◆ Stated problem ◆
Skip the pictures. Repeat everything else in the records word for word.

···

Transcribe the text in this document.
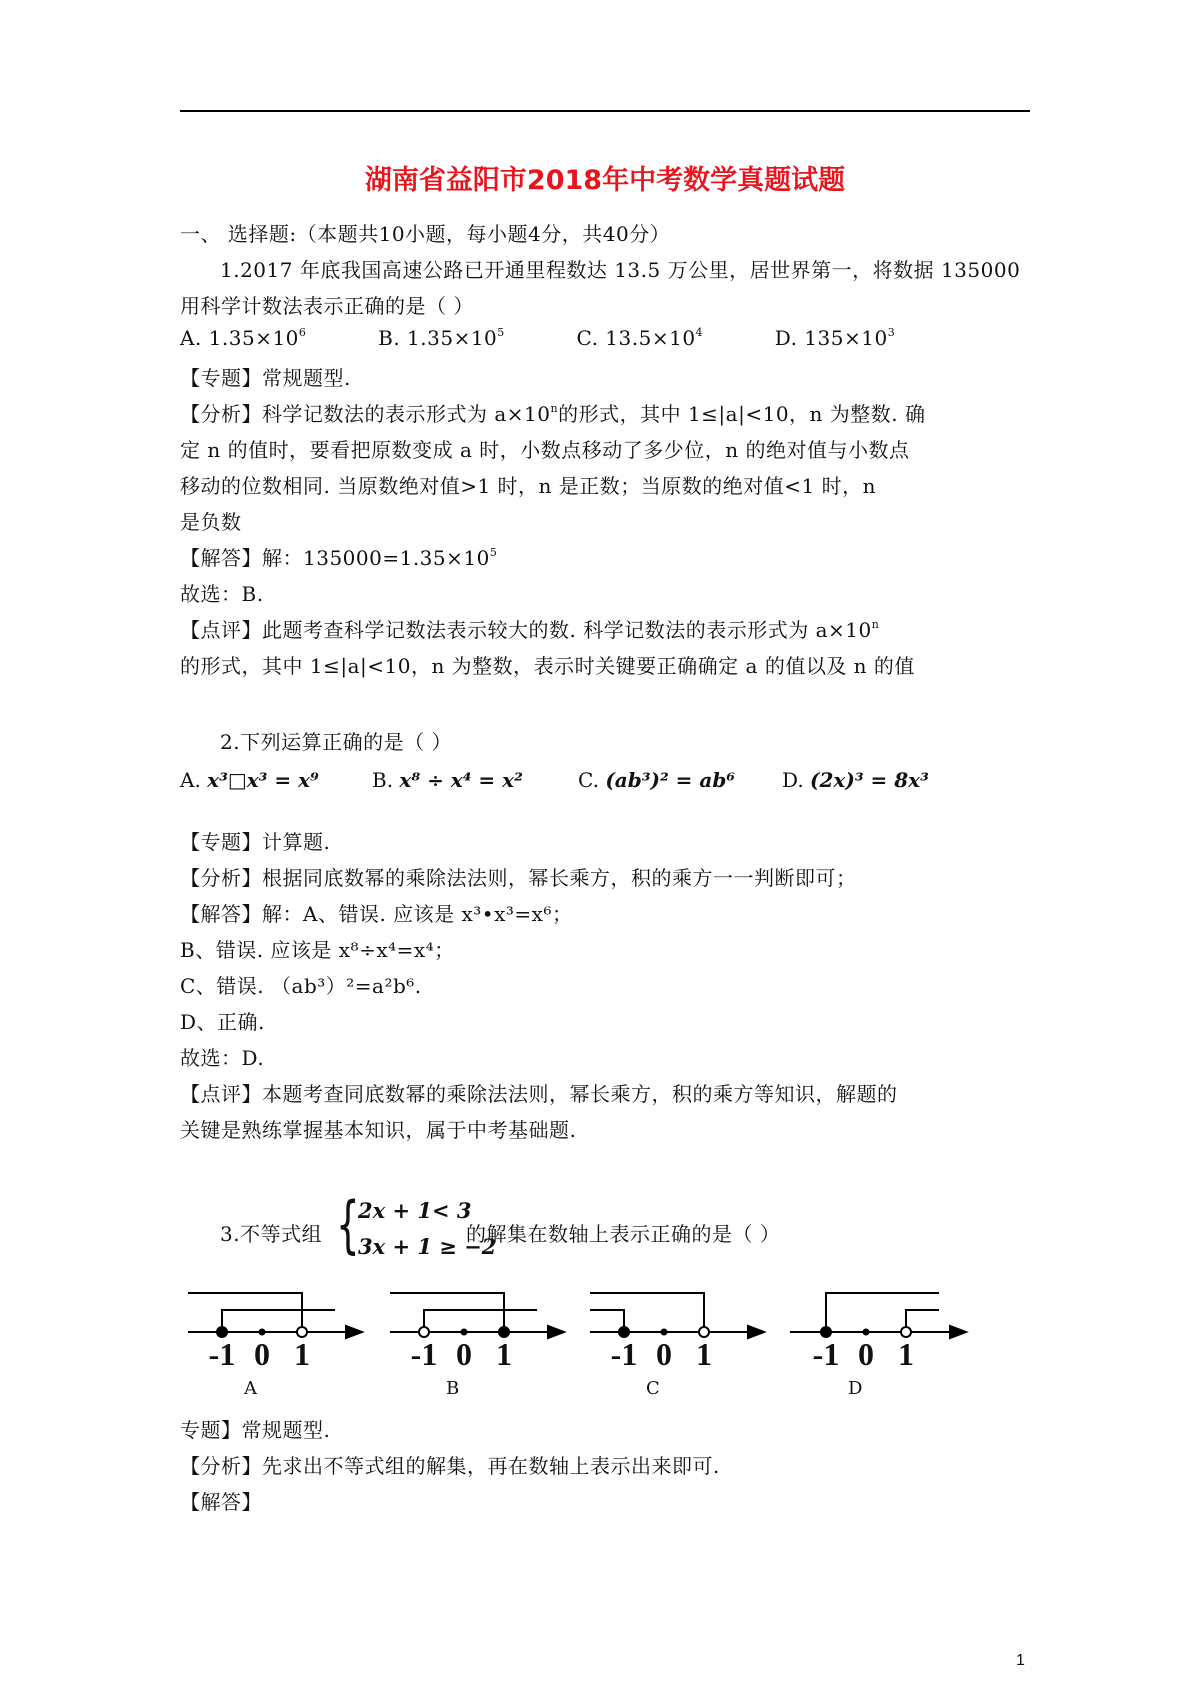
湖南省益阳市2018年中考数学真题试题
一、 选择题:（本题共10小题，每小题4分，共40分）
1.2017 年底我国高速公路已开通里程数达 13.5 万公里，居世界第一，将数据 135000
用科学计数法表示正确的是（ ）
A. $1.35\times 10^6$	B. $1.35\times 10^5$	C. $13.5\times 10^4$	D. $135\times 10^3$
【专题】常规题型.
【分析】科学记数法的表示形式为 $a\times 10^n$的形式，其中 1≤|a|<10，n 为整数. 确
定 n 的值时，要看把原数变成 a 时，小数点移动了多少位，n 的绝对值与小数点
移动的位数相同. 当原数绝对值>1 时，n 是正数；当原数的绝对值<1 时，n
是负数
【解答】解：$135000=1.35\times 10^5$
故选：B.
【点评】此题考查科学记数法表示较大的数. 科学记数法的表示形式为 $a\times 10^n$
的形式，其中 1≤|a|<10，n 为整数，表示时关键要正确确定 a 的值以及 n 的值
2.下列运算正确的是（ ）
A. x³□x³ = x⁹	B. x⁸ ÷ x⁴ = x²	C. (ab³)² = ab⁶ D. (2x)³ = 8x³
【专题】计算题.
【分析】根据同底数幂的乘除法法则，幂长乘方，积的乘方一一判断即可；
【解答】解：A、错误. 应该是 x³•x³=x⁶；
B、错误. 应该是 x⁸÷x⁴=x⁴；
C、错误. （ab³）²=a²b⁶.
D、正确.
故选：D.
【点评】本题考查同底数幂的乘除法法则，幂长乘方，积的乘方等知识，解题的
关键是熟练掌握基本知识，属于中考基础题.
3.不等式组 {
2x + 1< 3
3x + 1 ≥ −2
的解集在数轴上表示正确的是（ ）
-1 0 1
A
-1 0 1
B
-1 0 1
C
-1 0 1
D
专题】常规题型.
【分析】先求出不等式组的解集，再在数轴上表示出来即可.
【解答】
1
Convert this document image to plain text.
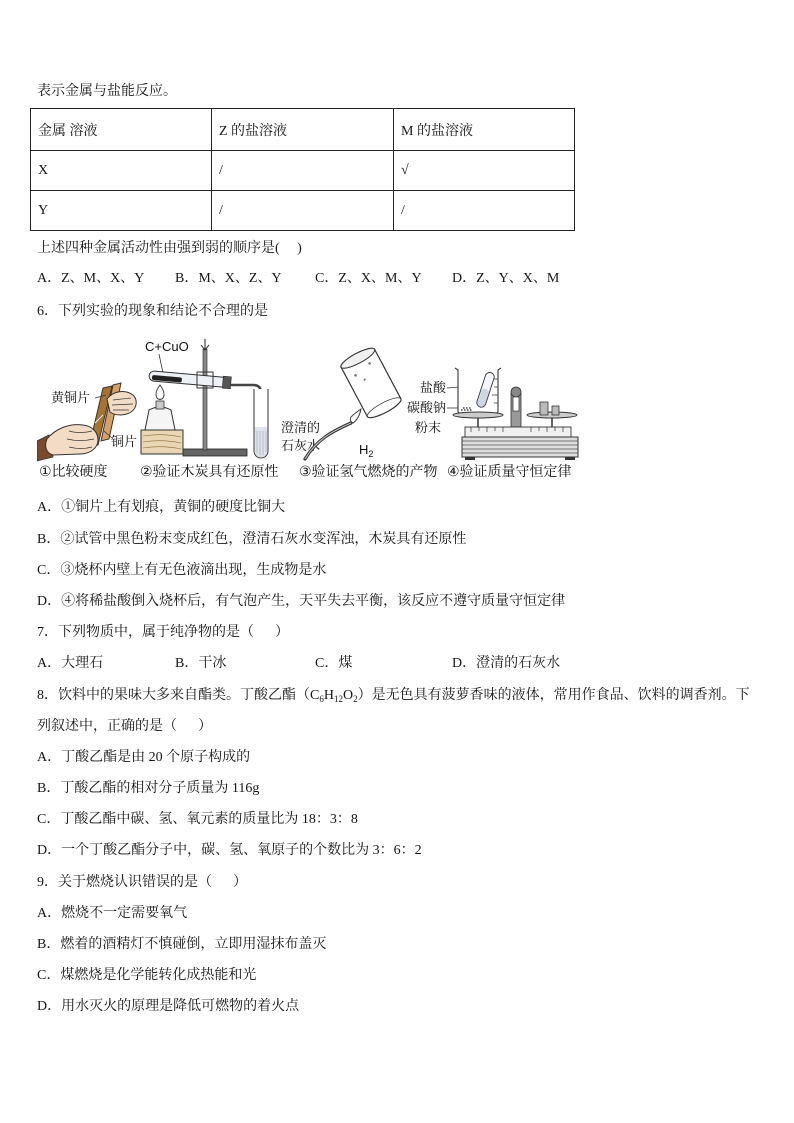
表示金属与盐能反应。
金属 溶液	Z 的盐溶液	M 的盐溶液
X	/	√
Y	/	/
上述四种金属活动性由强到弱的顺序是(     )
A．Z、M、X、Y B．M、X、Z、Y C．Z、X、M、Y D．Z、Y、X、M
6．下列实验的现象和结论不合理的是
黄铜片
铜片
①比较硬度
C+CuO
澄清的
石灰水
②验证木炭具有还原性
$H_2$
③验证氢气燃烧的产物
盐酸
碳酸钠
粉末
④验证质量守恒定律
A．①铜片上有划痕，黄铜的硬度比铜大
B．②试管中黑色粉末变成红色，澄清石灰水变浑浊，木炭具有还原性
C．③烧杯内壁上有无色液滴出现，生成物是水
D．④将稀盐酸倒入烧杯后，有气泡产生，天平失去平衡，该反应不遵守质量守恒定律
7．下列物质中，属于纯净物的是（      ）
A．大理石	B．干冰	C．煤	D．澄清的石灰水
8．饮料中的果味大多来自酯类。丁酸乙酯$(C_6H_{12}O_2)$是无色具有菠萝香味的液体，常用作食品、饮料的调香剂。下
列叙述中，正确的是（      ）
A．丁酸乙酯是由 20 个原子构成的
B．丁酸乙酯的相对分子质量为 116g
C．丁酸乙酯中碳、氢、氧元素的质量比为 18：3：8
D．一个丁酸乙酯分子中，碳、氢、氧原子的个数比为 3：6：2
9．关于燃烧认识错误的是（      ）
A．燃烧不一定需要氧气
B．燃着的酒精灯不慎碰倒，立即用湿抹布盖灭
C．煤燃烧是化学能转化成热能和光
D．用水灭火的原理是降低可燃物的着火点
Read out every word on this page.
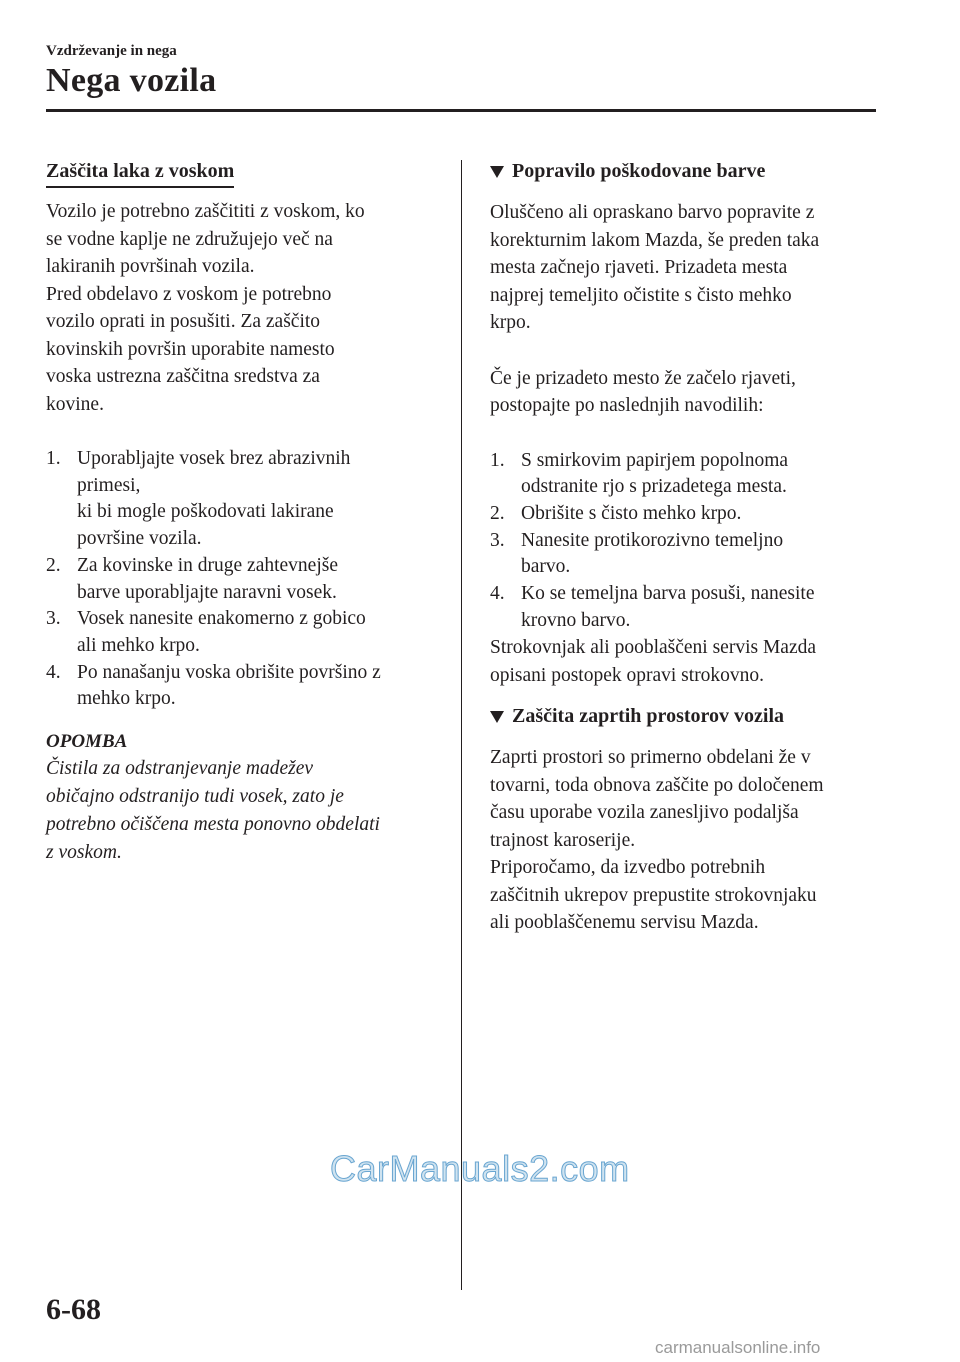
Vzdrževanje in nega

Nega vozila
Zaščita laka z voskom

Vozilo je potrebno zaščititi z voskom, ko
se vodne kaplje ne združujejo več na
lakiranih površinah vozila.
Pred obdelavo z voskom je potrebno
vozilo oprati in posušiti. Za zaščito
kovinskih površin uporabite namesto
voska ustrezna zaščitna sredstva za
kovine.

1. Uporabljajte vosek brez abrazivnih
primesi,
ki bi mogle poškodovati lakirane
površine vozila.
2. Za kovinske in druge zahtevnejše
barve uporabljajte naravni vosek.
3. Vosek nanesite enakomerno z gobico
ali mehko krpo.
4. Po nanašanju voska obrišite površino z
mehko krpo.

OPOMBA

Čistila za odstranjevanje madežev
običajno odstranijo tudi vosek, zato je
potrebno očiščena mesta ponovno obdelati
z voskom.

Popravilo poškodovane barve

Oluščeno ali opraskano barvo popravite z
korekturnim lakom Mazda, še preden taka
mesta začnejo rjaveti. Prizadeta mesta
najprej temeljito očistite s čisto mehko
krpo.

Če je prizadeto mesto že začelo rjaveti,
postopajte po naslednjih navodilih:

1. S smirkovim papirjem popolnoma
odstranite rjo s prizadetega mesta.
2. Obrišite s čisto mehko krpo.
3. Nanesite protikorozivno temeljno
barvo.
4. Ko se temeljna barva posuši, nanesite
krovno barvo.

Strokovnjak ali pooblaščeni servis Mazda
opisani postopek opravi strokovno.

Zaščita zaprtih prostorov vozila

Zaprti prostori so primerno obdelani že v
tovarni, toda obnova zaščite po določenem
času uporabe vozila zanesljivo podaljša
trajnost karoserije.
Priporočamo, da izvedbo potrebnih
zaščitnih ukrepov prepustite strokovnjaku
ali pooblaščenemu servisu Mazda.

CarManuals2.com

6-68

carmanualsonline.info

···

◆ Answer ◆
Transcribe the text in this document.
湖南省益阳市2018年中考数学真题试题
一、 选择题:（本题共10小题，每小题4分，共40分）
1.2017 年底我国高速公路已开通里程数达 13.5 万公里，居世界第一，将数据 135000
用科学计数法表示正确的是（ ）
A. $1.35\times 10^6$	B. $1.35\times 10^5$	C. $13.5\times 10^4$	D. $135\times 10^3$
【专题】常规题型.
【分析】科学记数法的表示形式为 $a\times 10^n$的形式，其中 1≤|a|<10，n 为整数. 确
定 n 的值时，要看把原数变成 a 时，小数点移动了多少位，n 的绝对值与小数点
移动的位数相同. 当原数绝对值>1 时，n 是正数；当原数的绝对值<1 时，n
是负数
【解答】解：$135000=1.35\times 10^5$
故选：B.
【点评】此题考查科学记数法表示较大的数. 科学记数法的表示形式为 $a\times 10^n$
的形式，其中 1≤|a|<10，n 为整数，表示时关键要正确确定 a 的值以及 n 的值
2.下列运算正确的是（ ）
A. x³□x³ = x⁹	B. x⁸ ÷ x⁴ = x²	C. (ab³)² = ab⁶ D. (2x)³ = 8x³
【专题】计算题.
【分析】根据同底数幂的乘除法法则，幂长乘方，积的乘方一一判断即可；
【解答】解：A、错误. 应该是 x³•x³=x⁶；
B、错误. 应该是 x⁸÷x⁴=x⁴；
C、错误. （ab³）²=a²b⁶.
D、正确.
故选：D.
【点评】本题考查同底数幂的乘除法法则，幂长乘方，积的乘方等知识，解题的
关键是熟练掌握基本知识，属于中考基础题.
3.不等式组 {
2x + 1< 3
3x + 1 ≥ −2
的解集在数轴上表示正确的是（ ）
-1 0 1
A
-1 0 1
B
-1 0 1
C
-1 0 1
D
专题】常规题型.
【分析】先求出不等式组的解集，再在数轴上表示出来即可.
【解答】
1
Convert this document image to plain text.
表示金属与盐能反应。
金属 溶液	Z 的盐溶液	M 的盐溶液
X	/	√
Y	/	/
上述四种金属活动性由强到弱的顺序是(     )
A．Z、M、X、Y B．M、X、Z、Y C．Z、X、M、Y D．Z、Y、X、M
6．下列实验的现象和结论不合理的是
黄铜片
铜片
①比较硬度
C+CuO
澄清的
石灰水
②验证木炭具有还原性
$H_2$
③验证氢气燃烧的产物
盐酸
碳酸钠
粉末
④验证质量守恒定律
A．①铜片上有划痕，黄铜的硬度比铜大
B．②试管中黑色粉末变成红色，澄清石灰水变浑浊，木炭具有还原性
C．③烧杯内壁上有无色液滴出现，生成物是水
D．④将稀盐酸倒入烧杯后，有气泡产生，天平失去平衡，该反应不遵守质量守恒定律
7．下列物质中，属于纯净物的是（      ）
A．大理石	B．干冰	C．煤	D．澄清的石灰水
8．饮料中的果味大多来自酯类。丁酸乙酯$(C_6H_{12}O_2)$是无色具有菠萝香味的液体，常用作食品、饮料的调香剂。下
列叙述中，正确的是（      ）
A．丁酸乙酯是由 20 个原子构成的
B．丁酸乙酯的相对分子质量为 116g
C．丁酸乙酯中碳、氢、氧元素的质量比为 18：3：8
D．一个丁酸乙酯分子中，碳、氢、氧原子的个数比为 3：6：2
9．关于燃烧认识错误的是（      ）
A．燃烧不一定需要氧气
B．燃着的酒精灯不慎碰倒，立即用湿抹布盖灭
C．煤燃烧是化学能转化成热能和光
D．用水灭火的原理是降低可燃物的着火点
Read out every word on this page.
Vzdrževanje in nega

Nega vozila
Zaščita laka z voskom

Vozilo je potrebno zaščititi z voskom, ko
se vodne kaplje ne združujejo več na
lakiranih površinah vozila.
Pred obdelavo z voskom je potrebno
vozilo oprati in posušiti. Za zaščito
kovinskih površin uporabite namesto
voska ustrezna zaščitna sredstva za
kovine.

1. Uporabljajte vosek brez abrazivnih
primesi,
ki bi mogle poškodovati lakirane
površine vozila.
2. Za kovinske in druge zahtevnejše
barve uporabljajte naravni vosek.
3. Vosek nanesite enakomerno z gobico
ali mehko krpo.
4. Po nanašanju voska obrišite površino z
mehko krpo.

OPOMBA

Čistila za odstranjevanje madežev
običajno odstranijo tudi vosek, zato je
potrebno očiščena mesta ponovno obdelati
z voskom.

Popravilo poškodovane barve

Oluščeno ali opraskano barvo popravite z
korekturnim lakom Mazda, še preden taka
mesta začnejo rjaveti. Prizadeta mesta
najprej temeljito očistite s čisto mehko
krpo.

Če je prizadeto mesto že začelo rjaveti,
postopajte po naslednjih navodilih:

1. S smirkovim papirjem popolnoma
odstranite rjo s prizadetega mesta.
2. Obrišite s čisto mehko krpo.
3. Nanesite protikorozivno temeljno
barvo.
4. Ko se temeljna barva posuši, nanesite
krovno barvo.

Strokovnjak ali pooblaščeni servis Mazda
opisani postopek opravi strokovno.

Zaščita zaprtih prostorov vozila

Zaprti prostori so primerno obdelani že v
tovarni, toda obnova zaščite po določenem
času uporabe vozila zanesljivo podaljša
trajnost karoserije.
Priporočamo, da izvedbo potrebnih
zaščitnih ukrepov prepustite strokovnjaku
ali pooblaščenemu servisu Mazda.

CarManuals2.com

6-68

carmanualsonline.info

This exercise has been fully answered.